## STATED GOAL
Search the material for "сдачи" and show all lines that contain it.

## DATASET EXCERPTS
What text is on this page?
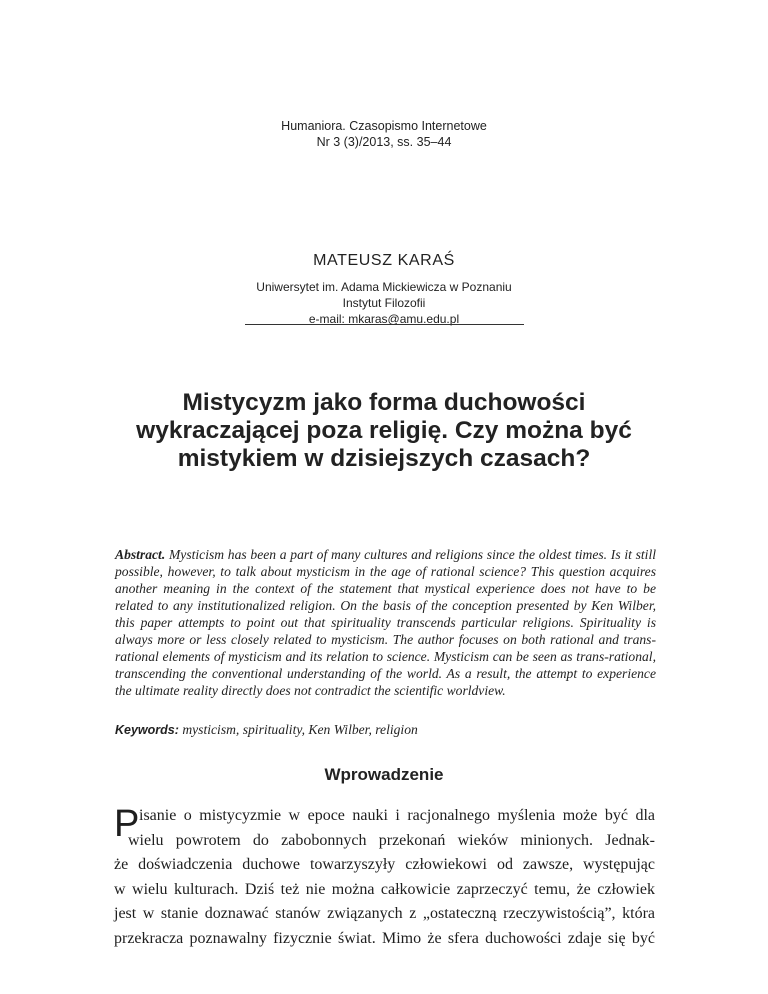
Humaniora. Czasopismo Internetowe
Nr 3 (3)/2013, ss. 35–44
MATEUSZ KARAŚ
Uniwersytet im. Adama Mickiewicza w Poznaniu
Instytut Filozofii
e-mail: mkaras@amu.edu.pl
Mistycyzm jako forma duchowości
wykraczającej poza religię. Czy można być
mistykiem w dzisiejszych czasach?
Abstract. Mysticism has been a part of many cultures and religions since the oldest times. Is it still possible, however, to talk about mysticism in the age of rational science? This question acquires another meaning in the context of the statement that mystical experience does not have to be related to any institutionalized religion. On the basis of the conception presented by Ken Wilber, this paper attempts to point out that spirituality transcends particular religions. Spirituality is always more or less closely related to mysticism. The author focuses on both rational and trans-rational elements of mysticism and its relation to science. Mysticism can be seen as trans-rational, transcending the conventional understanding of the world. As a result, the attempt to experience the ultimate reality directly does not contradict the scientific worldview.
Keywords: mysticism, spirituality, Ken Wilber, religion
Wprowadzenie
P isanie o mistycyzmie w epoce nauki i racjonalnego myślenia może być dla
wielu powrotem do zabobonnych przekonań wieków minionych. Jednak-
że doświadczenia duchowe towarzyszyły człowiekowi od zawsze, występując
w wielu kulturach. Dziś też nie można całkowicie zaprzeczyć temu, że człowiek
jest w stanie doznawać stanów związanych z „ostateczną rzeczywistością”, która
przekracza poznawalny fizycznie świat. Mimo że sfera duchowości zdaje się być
==
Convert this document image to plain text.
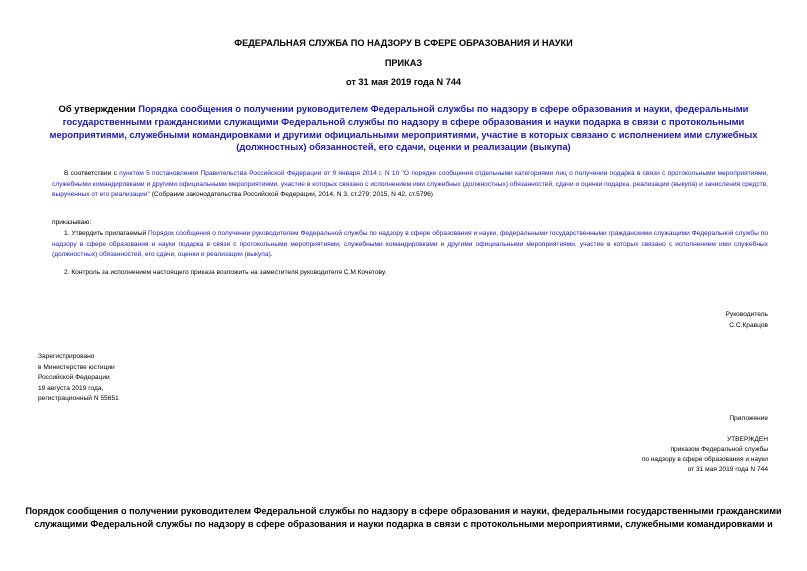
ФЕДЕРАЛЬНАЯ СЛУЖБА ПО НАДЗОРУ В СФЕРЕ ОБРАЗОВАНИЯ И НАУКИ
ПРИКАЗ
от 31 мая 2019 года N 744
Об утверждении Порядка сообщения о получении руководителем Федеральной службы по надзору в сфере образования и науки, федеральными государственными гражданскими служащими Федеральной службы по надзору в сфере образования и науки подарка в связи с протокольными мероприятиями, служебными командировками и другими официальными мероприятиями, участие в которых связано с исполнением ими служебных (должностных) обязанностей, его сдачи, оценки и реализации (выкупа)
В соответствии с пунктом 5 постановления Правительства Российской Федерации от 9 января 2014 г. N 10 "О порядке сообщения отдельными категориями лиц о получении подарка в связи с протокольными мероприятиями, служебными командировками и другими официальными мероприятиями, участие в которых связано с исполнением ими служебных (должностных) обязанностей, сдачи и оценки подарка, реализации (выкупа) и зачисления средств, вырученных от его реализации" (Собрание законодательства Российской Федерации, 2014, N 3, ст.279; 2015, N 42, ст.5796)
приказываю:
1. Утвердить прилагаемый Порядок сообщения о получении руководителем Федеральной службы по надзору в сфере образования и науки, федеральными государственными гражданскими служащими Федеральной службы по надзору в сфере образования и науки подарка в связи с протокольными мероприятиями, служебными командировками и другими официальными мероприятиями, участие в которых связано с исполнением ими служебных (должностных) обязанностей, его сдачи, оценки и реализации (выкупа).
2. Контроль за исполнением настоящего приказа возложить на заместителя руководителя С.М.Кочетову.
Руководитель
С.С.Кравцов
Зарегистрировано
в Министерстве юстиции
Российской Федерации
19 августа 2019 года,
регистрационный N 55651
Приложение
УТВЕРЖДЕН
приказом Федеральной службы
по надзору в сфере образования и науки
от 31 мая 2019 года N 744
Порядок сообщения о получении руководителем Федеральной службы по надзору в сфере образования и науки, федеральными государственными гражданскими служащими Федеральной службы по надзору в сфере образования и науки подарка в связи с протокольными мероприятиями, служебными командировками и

## RESPONSE TO THE EXERCISE
Об утверждении Порядка сообщения о получении руководителем Федеральной службы по надзору в сфере образования и науки, федеральными государственными гражданскими служащими Федеральной службы по надзору в сфере образования и науки подарка в связи с протокольными мероприятиями, служебными командировками и другими официальными мероприятиями, участие в которых связано с исполнением ими служебных (должностных) обязанностей, его сдачи, оценки и реализации (выкупа)
В соответствии с пунктом 5 постановления Правительства Российской Федерации от 9 января 2014 г. N 10 "О порядке сообщения отдельными категориями лиц о получении подарка в связи с протокольными мероприятиями, служебными командировками и другими официальными мероприятиями, участие в которых связано с исполнением ими служебных (должностных) обязанностей, сдачи и оценки подарка, реализации (выкупа) и зачисления средств, вырученных от его реализации" (Собрание законодательства Российской Федерации, 2014, N 3, ст.279; 2015, N 42, ст.5796)
1. Утвердить прилагаемый Порядок сообщения о получении руководителем Федеральной службы по надзору в сфере образования и науки, федеральными государственными гражданскими служащими Федеральной службы по надзору в сфере образования и науки подарка в связи с протокольными мероприятиями, служебными командировками и другими официальными мероприятиями, участие в которых связано с исполнением ими служебных (должностных) обязанностей, его сдачи, оценки и реализации (выкупа).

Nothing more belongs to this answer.